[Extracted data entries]
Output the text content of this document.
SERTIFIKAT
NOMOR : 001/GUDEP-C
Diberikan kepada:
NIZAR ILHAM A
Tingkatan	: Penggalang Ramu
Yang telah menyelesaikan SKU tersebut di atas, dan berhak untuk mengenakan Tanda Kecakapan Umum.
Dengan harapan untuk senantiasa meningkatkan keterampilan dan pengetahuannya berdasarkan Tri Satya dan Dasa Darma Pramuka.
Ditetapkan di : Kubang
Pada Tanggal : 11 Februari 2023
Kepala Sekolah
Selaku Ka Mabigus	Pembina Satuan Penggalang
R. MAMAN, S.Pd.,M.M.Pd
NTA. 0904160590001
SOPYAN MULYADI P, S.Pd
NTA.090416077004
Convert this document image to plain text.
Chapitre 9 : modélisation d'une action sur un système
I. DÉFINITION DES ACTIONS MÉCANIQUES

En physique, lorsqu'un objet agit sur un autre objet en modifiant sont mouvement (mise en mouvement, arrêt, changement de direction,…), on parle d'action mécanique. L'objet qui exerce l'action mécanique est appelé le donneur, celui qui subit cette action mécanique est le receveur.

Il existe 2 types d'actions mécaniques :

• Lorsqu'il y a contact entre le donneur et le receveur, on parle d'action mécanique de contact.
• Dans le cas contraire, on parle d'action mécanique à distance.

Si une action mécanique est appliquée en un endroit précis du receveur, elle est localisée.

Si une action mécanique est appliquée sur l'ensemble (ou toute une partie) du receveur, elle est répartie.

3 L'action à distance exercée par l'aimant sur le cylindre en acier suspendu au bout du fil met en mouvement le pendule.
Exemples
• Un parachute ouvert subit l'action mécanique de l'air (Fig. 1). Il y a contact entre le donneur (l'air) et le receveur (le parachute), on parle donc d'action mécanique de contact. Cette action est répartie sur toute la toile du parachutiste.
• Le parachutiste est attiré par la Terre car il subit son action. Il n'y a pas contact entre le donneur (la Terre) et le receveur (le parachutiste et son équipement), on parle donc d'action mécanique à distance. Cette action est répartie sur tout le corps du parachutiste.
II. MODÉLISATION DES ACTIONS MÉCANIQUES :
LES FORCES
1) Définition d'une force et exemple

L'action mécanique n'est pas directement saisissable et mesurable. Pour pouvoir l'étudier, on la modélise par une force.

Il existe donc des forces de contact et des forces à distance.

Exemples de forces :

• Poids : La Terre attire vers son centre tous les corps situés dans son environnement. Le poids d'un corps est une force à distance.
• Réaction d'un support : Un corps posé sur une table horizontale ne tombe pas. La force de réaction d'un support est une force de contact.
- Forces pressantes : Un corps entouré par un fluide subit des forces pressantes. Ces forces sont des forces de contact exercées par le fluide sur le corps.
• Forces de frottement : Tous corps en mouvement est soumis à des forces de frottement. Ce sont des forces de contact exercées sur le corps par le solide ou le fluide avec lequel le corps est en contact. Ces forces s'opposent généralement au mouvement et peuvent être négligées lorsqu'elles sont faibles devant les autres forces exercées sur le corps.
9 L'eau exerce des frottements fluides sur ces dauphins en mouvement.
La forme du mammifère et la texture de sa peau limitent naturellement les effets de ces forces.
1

YOUR GOAL:
Output the entries verbatim.

EXERCISE OUTPUT:
Output the text content of this document.
SERTIFIKAT
NOMOR : 001/GUDEP-C
Diberikan kepada:
NIZAR ILHAM A
Tingkatan	: Penggalang Ramu
Yang telah menyelesaikan SKU tersebut di atas, dan berhak untuk mengenakan Tanda Kecakapan Umum.
Dengan harapan untuk senantiasa meningkatkan keterampilan dan pengetahuannya berdasarkan Tri Satya dan Dasa Darma Pramuka.
Ditetapkan di : Kubang
Pada Tanggal : 11 Februari 2023
Kepala Sekolah
Selaku Ka Mabigus	Pembina Satuan Penggalang
R. MAMAN, S.Pd.,M.M.Pd
NTA. 0904160590001
SOPYAN MULYADI P, S.Pd
NTA.090416077004
Convert this document image to plain text.
Chapitre 9 : modélisation d'une action sur un système
I. DÉFINITION DES ACTIONS MÉCANIQUES

En physique, lorsqu'un objet agit sur un autre objet en modifiant sont mouvement (mise en mouvement, arrêt, changement de direction,…), on parle d'action mécanique. L'objet qui exerce l'action mécanique est appelé le donneur, celui qui subit cette action mécanique est le receveur.

Il existe 2 types d'actions mécaniques :

• Lorsqu'il y a contact entre le donneur et le receveur, on parle d'action mécanique de contact.
• Dans le cas contraire, on parle d'action mécanique à distance.

Si une action mécanique est appliquée en un endroit précis du receveur, elle est localisée.

Si une action mécanique est appliquée sur l'ensemble (ou toute une partie) du receveur, elle est répartie.

3 L'action à distance exercée par l'aimant sur le cylindre en acier suspendu au bout du fil met en mouvement le pendule.
Exemples
• Un parachute ouvert subit l'action mécanique de l'air (Fig. 1). Il y a contact entre le donneur (l'air) et le receveur (le parachute), on parle donc d'action mécanique de contact. Cette action est répartie sur toute la toile du parachutiste.
• Le parachutiste est attiré par la Terre car il subit son action. Il n'y a pas contact entre le donneur (la Terre) et le receveur (le parachutiste et son équipement), on parle donc d'action mécanique à distance. Cette action est répartie sur tout le corps du parachutiste.
II. MODÉLISATION DES ACTIONS MÉCANIQUES :
LES FORCES
1) Définition d'une force et exemple

L'action mécanique n'est pas directement saisissable et mesurable. Pour pouvoir l'étudier, on la modélise par une force.

Il existe donc des forces de contact et des forces à distance.

Exemples de forces :

• Poids : La Terre attire vers son centre tous les corps situés dans son environnement. Le poids d'un corps est une force à distance.
• Réaction d'un support : Un corps posé sur une table horizontale ne tombe pas. La force de réaction d'un support est une force de contact.
- Forces pressantes : Un corps entouré par un fluide subit des forces pressantes. Ces forces sont des forces de contact exercées par le fluide sur le corps.
• Forces de frottement : Tous corps en mouvement est soumis à des forces de frottement. Ce sont des forces de contact exercées sur le corps par le solide ou le fluide avec lequel le corps est en contact. Ces forces s'opposent généralement au mouvement et peuvent être négligées lorsqu'elles sont faibles devant les autres forces exercées sur le corps.
9 L'eau exerce des frottements fluides sur ces dauphins en mouvement.
La forme du mammifère et la texture de sa peau limitent naturellement les effets de ces forces.
1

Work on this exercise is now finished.